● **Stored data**
## begin

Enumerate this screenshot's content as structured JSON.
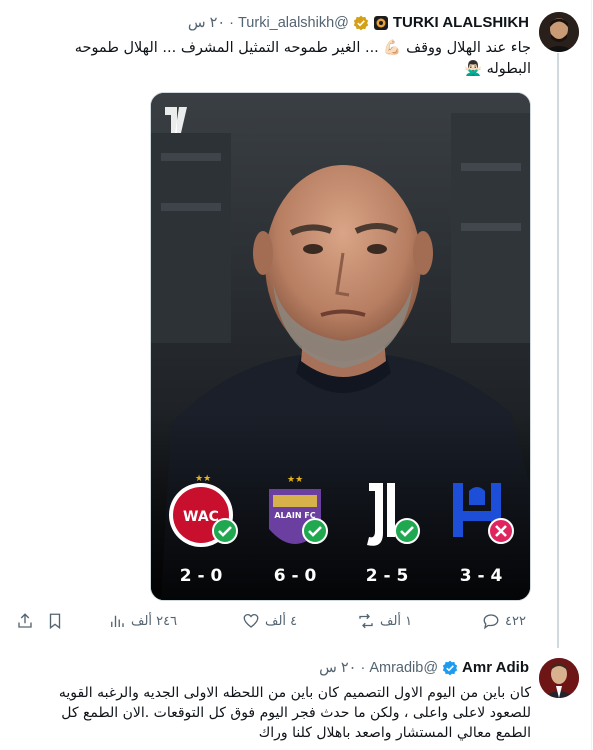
{
  "tweet1": {
    "display_name": "TURKI ALALSHIKH",
    "handle": "@Turki_alalshikh",
    "separator": "·",
    "time": "٢٠ س",
    "text": "جاء عند الهلال ووقف 💪🏻 ... الغير طموحه التمثيل المشرف ... الهلال طموحه البطوله 🙅🏻‍♂️",
    "media": {
      "results": [
        {
          "team": "Wydad AC",
          "score": "2 - 0",
          "outcome": "win"
        },
        {
          "team": "Al Ain FC",
          "score": "6 - 0",
          "outcome": "win"
        },
        {
          "team": "Juventus",
          "score": "2 - 5",
          "outcome": "win"
        },
        {
          "team": "Al Hilal",
          "score": "3 - 4",
          "outcome": "loss"
        }
      ],
      "alain_label": "ALAIN FC"
    },
    "actions": {
      "replies": "٤٢٢",
      "reposts": "١ ألف",
      "likes": "٤ ألف",
      "views": "٢٤٦ ألف"
    },
    "colors": {
      "win": "#1fa84f",
      "loss": "#e0245e",
      "hilal_blue": "#1d4ed8",
      "wydad_red": "#c8102e",
      "alain_purple": "#6b3fa0"
    }
  },
  "tweet2": {
    "display_name": "Amr Adib",
    "handle": "@Amradib",
    "separator": "·",
    "time": "٢٠ س",
    "text": "كان باين من اليوم الاول التصميم كان باين من اللحظه الاولى الجديه والرغبه القويه للصعود لاعلى واعلى ، ولكن ما حدث فجر اليوم فوق كل التوقعات .الان الطمع كل الطمع معالي المستشار واصعد باهلال كلنا وراك"
  },
  "icons": {
    "reply": "reply-icon",
    "repost": "repost-icon",
    "like": "heart-icon",
    "views": "views-icon",
    "bookmark": "bookmark-icon",
    "share": "share-icon",
    "verified": "verified-badge-icon"
  }
}
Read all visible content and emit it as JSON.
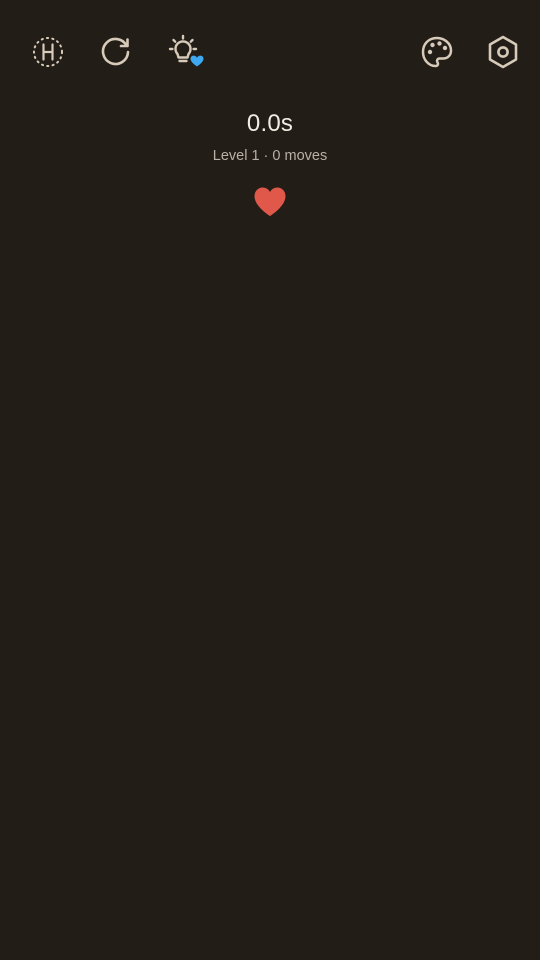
{
  "theme": {
    "background": "#231d18",
    "icon_color": "#d7cab8",
    "hint_badge_color": "#3ea8f0",
    "heart_color": "#e0584a"
  },
  "toolbar": {
    "left_icons": [
      "hexagon-h-icon",
      "restart-icon",
      "lightbulb-hint-icon"
    ],
    "right_icons": [
      "palette-icon",
      "settings-hex-icon"
    ]
  },
  "hud": {
    "timer": "0.0s",
    "status": "Level 1 · 0 moves",
    "lives_icon": "heart-icon"
  }
}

## end

Write out exactly the lines beginning with the line that holds "Read all visible content and emit it as JSON." and ending with the final line of the data, both ends included, without the pictures.

● **Written answer**
Read all visible content and emit it as JSON.
{
  "theme": {
    "background": "#231d18",
    "icon_color": "#d7cab8",
    "hint_badge_color": "#3ea8f0",
    "heart_color": "#e0584a"
  },
  "toolbar": {
    "left_icons": [
      "hexagon-h-icon",
      "restart-icon",
      "lightbulb-hint-icon"
    ],
    "right_icons": [
      "palette-icon",
      "settings-hex-icon"
    ]
  },
  "hud": {
    "timer": "0.0s",
    "status": "Level 1 · 0 moves",
    "lives_icon": "heart-icon"
  }
}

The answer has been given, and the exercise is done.